» WHAT IS EXPECTED: Note how many lines contain "싶습니다" and give that number, with nothing else.

» TASK MATERIAL:
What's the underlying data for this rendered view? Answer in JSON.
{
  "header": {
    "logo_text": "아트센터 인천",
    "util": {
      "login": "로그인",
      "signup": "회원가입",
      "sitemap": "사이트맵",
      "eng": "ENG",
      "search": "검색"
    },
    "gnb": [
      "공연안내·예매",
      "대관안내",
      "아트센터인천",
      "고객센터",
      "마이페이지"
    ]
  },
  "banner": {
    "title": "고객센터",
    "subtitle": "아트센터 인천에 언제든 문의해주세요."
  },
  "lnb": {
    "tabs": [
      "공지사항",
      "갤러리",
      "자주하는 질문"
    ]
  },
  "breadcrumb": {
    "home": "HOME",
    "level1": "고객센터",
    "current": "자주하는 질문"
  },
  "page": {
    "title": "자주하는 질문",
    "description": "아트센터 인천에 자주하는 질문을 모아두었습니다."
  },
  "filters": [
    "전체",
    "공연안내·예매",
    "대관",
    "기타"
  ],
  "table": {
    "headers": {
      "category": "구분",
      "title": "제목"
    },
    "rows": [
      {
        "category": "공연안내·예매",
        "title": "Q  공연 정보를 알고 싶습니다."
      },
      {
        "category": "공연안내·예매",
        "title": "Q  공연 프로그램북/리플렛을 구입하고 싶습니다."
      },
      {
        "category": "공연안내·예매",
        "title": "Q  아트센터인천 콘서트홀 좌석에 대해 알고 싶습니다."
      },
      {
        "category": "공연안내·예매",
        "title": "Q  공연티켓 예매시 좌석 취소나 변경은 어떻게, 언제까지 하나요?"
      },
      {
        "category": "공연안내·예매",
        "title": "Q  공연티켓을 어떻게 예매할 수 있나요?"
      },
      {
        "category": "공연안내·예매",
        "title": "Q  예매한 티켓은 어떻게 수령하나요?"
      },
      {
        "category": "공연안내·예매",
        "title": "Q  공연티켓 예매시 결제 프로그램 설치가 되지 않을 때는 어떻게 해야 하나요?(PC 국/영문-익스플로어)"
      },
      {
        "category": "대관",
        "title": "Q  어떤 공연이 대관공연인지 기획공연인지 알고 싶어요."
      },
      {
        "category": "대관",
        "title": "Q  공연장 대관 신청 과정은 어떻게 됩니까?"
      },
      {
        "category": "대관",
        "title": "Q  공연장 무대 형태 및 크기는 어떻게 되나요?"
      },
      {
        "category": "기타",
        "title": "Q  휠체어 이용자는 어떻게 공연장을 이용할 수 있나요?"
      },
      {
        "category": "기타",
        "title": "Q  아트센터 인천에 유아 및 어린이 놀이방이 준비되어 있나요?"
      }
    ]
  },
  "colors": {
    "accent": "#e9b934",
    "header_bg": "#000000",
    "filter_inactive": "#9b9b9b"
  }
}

» TASK RESPONSE: 3